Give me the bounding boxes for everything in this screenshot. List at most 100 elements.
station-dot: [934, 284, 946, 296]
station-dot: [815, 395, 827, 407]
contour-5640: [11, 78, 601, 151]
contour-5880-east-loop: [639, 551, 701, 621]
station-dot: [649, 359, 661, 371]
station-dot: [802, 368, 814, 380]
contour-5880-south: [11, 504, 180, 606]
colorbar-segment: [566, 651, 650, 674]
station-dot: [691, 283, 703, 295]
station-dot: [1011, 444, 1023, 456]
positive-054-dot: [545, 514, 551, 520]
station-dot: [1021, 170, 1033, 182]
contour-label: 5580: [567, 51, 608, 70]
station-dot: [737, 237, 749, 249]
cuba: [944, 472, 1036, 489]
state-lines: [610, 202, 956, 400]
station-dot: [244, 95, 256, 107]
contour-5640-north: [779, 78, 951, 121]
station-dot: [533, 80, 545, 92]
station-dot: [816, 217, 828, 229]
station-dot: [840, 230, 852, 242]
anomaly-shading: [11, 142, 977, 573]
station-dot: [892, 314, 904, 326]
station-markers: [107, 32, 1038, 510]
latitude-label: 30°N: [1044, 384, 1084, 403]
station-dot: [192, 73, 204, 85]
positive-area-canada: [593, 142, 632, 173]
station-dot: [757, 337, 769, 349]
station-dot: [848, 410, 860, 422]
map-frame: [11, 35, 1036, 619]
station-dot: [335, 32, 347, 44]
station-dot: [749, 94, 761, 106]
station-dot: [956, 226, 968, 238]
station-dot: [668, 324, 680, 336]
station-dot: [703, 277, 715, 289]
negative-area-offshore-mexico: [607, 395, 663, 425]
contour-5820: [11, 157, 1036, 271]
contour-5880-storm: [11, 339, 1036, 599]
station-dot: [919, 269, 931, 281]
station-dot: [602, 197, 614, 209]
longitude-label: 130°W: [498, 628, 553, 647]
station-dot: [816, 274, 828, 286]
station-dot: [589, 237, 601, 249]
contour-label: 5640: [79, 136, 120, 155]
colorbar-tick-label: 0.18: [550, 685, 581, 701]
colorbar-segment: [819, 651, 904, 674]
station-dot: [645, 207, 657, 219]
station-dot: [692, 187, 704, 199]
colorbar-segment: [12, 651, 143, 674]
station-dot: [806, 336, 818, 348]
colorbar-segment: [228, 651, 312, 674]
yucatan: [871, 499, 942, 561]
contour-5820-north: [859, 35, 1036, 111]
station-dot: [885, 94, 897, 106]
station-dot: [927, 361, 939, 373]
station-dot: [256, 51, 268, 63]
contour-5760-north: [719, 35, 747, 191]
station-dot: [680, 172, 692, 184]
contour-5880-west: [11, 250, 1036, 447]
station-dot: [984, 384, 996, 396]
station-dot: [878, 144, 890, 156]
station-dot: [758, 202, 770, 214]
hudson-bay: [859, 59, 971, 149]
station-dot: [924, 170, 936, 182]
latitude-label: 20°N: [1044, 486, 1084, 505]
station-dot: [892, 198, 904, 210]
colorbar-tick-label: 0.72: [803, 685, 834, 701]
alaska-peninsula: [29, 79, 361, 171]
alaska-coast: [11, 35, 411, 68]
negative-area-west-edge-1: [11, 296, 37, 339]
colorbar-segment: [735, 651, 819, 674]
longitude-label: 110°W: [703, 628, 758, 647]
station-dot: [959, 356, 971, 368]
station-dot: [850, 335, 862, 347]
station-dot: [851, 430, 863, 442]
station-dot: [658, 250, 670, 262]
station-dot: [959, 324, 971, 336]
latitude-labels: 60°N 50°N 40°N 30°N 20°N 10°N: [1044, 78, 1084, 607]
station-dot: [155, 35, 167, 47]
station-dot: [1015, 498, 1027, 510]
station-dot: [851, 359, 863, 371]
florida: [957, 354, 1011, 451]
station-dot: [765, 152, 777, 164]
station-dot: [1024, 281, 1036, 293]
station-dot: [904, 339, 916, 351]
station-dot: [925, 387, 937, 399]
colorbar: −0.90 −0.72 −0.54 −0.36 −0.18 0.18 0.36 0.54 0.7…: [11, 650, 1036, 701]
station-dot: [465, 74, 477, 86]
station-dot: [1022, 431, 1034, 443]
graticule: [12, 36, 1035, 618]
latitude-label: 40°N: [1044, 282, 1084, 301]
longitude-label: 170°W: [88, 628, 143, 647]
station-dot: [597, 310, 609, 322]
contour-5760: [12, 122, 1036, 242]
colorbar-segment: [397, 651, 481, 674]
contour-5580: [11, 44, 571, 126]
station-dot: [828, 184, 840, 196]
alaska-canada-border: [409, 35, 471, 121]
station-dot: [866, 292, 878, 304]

_THE REQUEST_
Copy out every line of the records above verbatim.

_FULL RESPONSE_
Give me the bounding boxes for everything in this screenshot. List at most 100 elements.
station-dot: [934, 284, 946, 296]
station-dot: [815, 395, 827, 407]
contour-5640: [11, 78, 601, 151]
contour-5880-east-loop: [639, 551, 701, 621]
station-dot: [649, 359, 661, 371]
station-dot: [802, 368, 814, 380]
contour-5880-south: [11, 504, 180, 606]
colorbar-segment: [566, 651, 650, 674]
station-dot: [691, 283, 703, 295]
station-dot: [1011, 444, 1023, 456]
positive-054-dot: [545, 514, 551, 520]
station-dot: [1021, 170, 1033, 182]
contour-label: 5580: [567, 51, 608, 70]
station-dot: [737, 237, 749, 249]
cuba: [944, 472, 1036, 489]
state-lines: [610, 202, 956, 400]
station-dot: [244, 95, 256, 107]
contour-5640-north: [779, 78, 951, 121]
station-dot: [533, 80, 545, 92]
station-dot: [816, 217, 828, 229]
station-dot: [840, 230, 852, 242]
anomaly-shading: [11, 142, 977, 573]
station-dot: [892, 314, 904, 326]
station-markers: [107, 32, 1038, 510]
latitude-label: 30°N: [1044, 384, 1084, 403]
station-dot: [192, 73, 204, 85]
positive-area-canada: [593, 142, 632, 173]
station-dot: [757, 337, 769, 349]
station-dot: [848, 410, 860, 422]
map-frame: [11, 35, 1036, 619]
station-dot: [335, 32, 347, 44]
station-dot: [749, 94, 761, 106]
station-dot: [956, 226, 968, 238]
station-dot: [668, 324, 680, 336]
station-dot: [703, 277, 715, 289]
negative-area-offshore-mexico: [607, 395, 663, 425]
contour-5820: [11, 157, 1036, 271]
contour-5880-storm: [11, 339, 1036, 599]
station-dot: [919, 269, 931, 281]
station-dot: [602, 197, 614, 209]
longitude-label: 130°W: [498, 628, 553, 647]
station-dot: [816, 274, 828, 286]
station-dot: [589, 237, 601, 249]
contour-label: 5640: [79, 136, 120, 155]
colorbar-tick-label: 0.18: [550, 685, 581, 701]
colorbar-segment: [819, 651, 904, 674]
station-dot: [645, 207, 657, 219]
station-dot: [692, 187, 704, 199]
colorbar-segment: [12, 651, 143, 674]
station-dot: [806, 336, 818, 348]
colorbar-segment: [228, 651, 312, 674]
yucatan: [871, 499, 942, 561]
contour-5820-north: [859, 35, 1036, 111]
station-dot: [885, 94, 897, 106]
station-dot: [927, 361, 939, 373]
station-dot: [256, 51, 268, 63]
contour-5760-north: [719, 35, 747, 191]
station-dot: [680, 172, 692, 184]
contour-5880-west: [11, 250, 1036, 447]
station-dot: [984, 384, 996, 396]
station-dot: [878, 144, 890, 156]
station-dot: [758, 202, 770, 214]
hudson-bay: [859, 59, 971, 149]
station-dot: [924, 170, 936, 182]
latitude-label: 20°N: [1044, 486, 1084, 505]
station-dot: [892, 198, 904, 210]
colorbar-tick-label: 0.72: [803, 685, 834, 701]
alaska-peninsula: [29, 79, 361, 171]
alaska-coast: [11, 35, 411, 68]
negative-area-west-edge-1: [11, 296, 37, 339]
colorbar-segment: [735, 651, 819, 674]
longitude-label: 110°W: [703, 628, 758, 647]
station-dot: [959, 356, 971, 368]
station-dot: [850, 335, 862, 347]
station-dot: [851, 430, 863, 442]
station-dot: [658, 250, 670, 262]
station-dot: [959, 324, 971, 336]
latitude-labels: 60°N 50°N 40°N 30°N 20°N 10°N: [1044, 78, 1084, 607]
station-dot: [155, 35, 167, 47]
station-dot: [1015, 498, 1027, 510]
station-dot: [851, 359, 863, 371]
florida: [957, 354, 1011, 451]
station-dot: [765, 152, 777, 164]
station-dot: [1024, 281, 1036, 293]
station-dot: [904, 339, 916, 351]
station-dot: [925, 387, 937, 399]
colorbar: −0.90 −0.72 −0.54 −0.36 −0.18 0.18 0.36 0.54 0.7…: [11, 650, 1036, 701]
station-dot: [465, 74, 477, 86]
station-dot: [1022, 431, 1034, 443]
graticule: [12, 36, 1035, 618]
latitude-label: 40°N: [1044, 282, 1084, 301]
longitude-label: 170°W: [88, 628, 143, 647]
station-dot: [597, 310, 609, 322]
contour-5760: [12, 122, 1036, 242]
colorbar-segment: [397, 651, 481, 674]
contour-5580: [11, 44, 571, 126]
station-dot: [828, 184, 840, 196]
alaska-canada-border: [409, 35, 471, 121]
station-dot: [866, 292, 878, 304]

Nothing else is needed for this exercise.